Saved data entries
___
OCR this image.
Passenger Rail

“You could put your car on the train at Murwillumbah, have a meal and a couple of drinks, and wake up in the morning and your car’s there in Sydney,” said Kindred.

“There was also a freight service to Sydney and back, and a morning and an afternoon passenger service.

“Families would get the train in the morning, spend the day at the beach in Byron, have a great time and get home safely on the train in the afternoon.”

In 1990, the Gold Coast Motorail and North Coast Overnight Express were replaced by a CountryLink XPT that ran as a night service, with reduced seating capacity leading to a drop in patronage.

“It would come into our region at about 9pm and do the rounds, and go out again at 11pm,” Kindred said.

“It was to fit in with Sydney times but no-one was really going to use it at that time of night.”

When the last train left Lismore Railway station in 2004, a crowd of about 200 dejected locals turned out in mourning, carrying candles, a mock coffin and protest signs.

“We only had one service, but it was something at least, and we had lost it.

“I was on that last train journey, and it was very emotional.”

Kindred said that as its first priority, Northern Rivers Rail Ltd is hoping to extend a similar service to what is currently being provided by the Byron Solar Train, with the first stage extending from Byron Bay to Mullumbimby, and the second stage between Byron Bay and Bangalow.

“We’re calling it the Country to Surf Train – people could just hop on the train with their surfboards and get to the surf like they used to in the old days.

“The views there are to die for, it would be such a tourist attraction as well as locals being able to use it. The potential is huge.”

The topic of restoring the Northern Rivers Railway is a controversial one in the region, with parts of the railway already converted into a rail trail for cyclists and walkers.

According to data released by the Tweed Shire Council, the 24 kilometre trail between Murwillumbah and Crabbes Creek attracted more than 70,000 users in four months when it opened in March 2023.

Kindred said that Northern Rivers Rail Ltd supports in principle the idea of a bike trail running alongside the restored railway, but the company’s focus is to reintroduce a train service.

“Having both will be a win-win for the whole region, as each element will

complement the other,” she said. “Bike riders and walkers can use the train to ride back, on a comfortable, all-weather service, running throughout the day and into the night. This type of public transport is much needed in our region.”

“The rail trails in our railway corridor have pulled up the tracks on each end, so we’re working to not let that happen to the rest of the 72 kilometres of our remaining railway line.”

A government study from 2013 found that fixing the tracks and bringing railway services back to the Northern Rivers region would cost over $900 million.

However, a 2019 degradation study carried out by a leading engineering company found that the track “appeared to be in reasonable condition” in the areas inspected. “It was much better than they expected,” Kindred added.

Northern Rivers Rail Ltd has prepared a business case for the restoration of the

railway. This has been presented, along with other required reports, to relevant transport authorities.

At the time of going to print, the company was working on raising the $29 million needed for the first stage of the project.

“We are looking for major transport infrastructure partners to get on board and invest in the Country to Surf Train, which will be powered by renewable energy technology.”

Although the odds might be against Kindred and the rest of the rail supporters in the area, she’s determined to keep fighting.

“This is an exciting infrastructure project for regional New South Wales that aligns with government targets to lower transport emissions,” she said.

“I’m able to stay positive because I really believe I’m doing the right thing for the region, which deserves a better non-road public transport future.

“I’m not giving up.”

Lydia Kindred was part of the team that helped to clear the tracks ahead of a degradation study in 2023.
___
### GOAL OF THE EXERCISE
In the entries above, find lines with "really" and copy each.

### ANSWER TO THE PROBLEM
“It was to fit in with Sydney times but no-one was really going to use it at that time of night.”
“I’m able to stay positive because I really believe I’m doing the right thing for the region, which deserves a better non-road public transport future.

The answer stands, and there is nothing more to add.